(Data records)
--- BEGIN ---

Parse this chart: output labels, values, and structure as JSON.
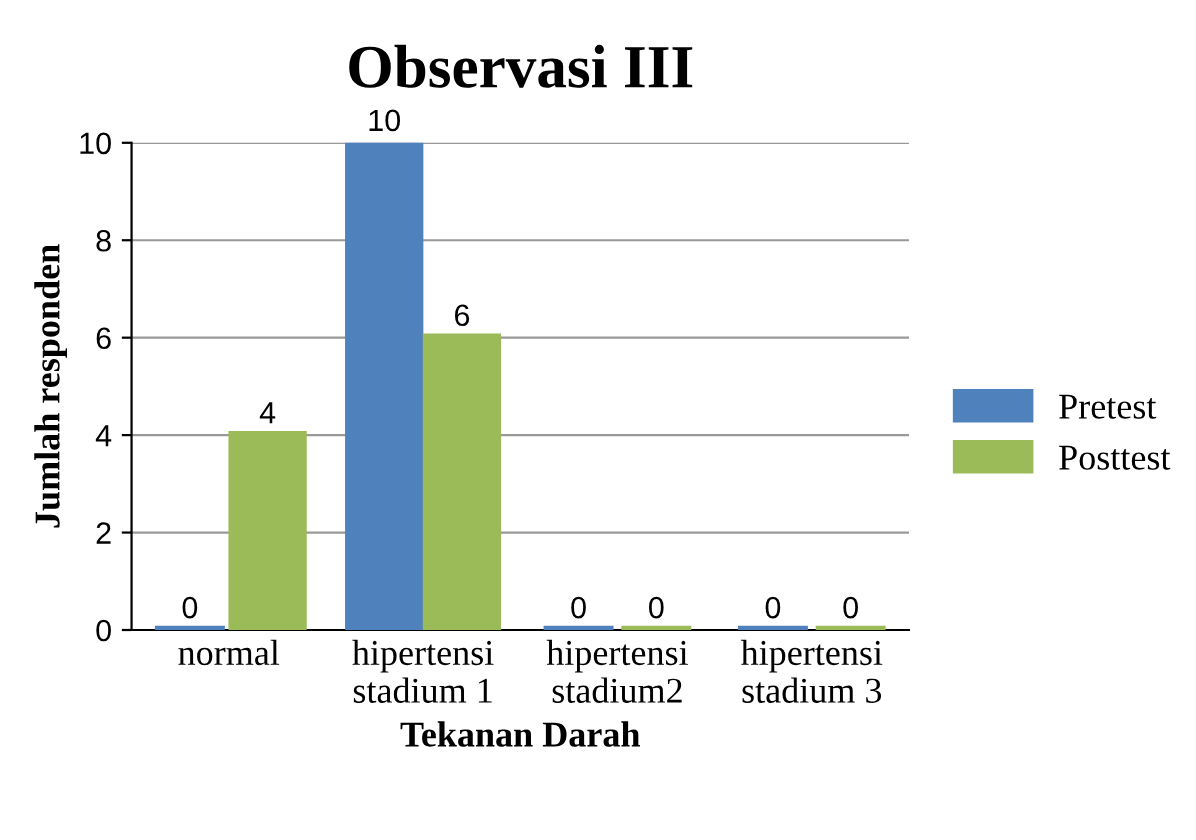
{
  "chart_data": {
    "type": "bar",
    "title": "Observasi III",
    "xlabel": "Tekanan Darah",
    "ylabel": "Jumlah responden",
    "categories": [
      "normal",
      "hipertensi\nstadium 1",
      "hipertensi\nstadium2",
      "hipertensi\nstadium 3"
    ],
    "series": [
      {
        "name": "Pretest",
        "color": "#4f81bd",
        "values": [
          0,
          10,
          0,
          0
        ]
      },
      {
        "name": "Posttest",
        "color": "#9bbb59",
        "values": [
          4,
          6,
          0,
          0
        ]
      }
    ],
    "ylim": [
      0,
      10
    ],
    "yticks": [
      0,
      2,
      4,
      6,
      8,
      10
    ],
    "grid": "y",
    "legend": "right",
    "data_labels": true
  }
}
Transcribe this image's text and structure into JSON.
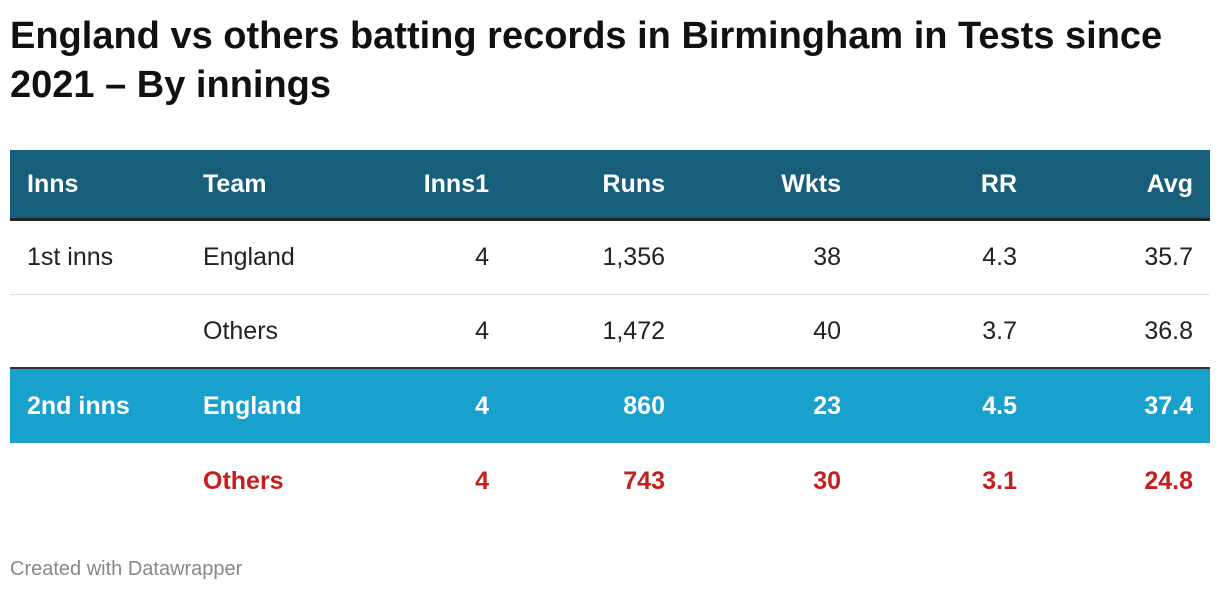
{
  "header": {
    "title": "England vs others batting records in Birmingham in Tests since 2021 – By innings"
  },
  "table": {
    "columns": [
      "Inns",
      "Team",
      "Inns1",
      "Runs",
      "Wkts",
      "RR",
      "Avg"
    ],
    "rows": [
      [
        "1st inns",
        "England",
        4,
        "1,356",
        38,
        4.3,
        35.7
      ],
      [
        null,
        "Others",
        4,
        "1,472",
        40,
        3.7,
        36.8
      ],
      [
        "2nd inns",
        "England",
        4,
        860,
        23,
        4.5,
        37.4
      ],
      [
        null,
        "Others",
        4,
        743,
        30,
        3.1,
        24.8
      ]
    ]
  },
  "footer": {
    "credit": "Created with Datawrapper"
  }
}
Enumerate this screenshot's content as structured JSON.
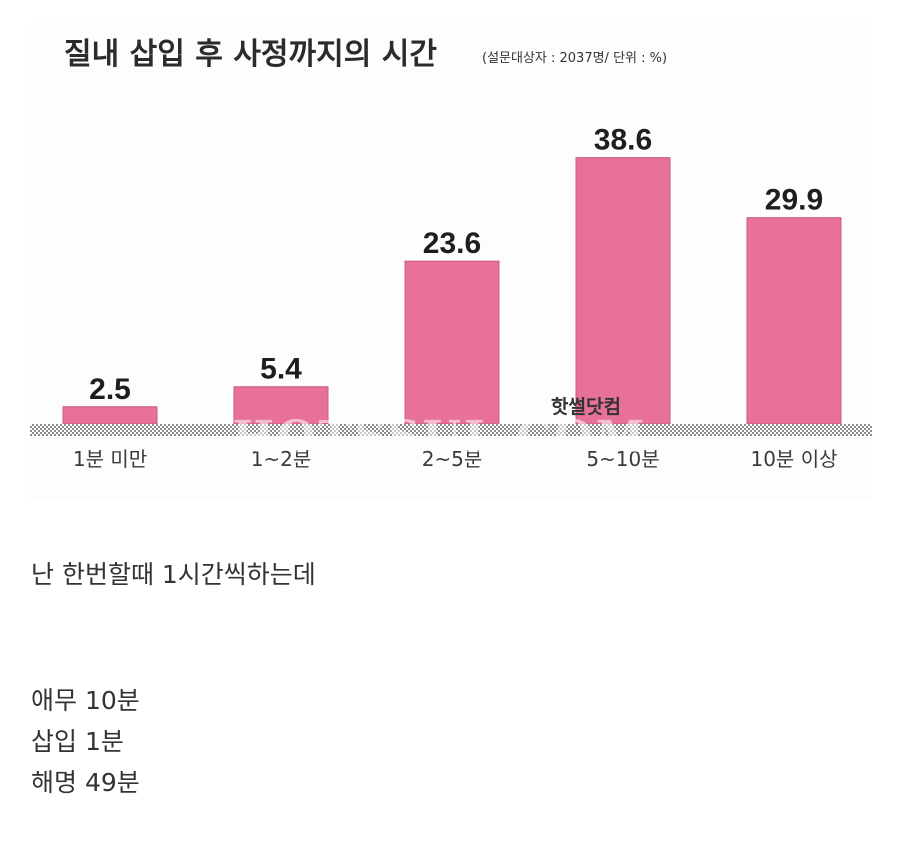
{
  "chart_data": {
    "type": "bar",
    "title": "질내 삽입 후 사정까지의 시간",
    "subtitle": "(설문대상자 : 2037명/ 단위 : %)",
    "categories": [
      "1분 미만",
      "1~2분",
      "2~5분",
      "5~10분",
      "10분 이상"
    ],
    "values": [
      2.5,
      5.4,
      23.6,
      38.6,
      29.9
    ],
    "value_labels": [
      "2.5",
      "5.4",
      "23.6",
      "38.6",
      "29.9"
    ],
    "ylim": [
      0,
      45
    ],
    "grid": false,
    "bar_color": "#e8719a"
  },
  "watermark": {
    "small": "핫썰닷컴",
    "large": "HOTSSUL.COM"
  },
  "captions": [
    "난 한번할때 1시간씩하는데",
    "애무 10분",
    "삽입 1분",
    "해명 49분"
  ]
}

--- END ---

[WORK INSTRUCTIONS]: Pull every line containing "hipertensi" from the material above.

[CORRECT RESPONSE]:
      "hipertensi\nstadium 1",
      "hipertensi\nstadium2",
      "hipertensi\nstadium 3"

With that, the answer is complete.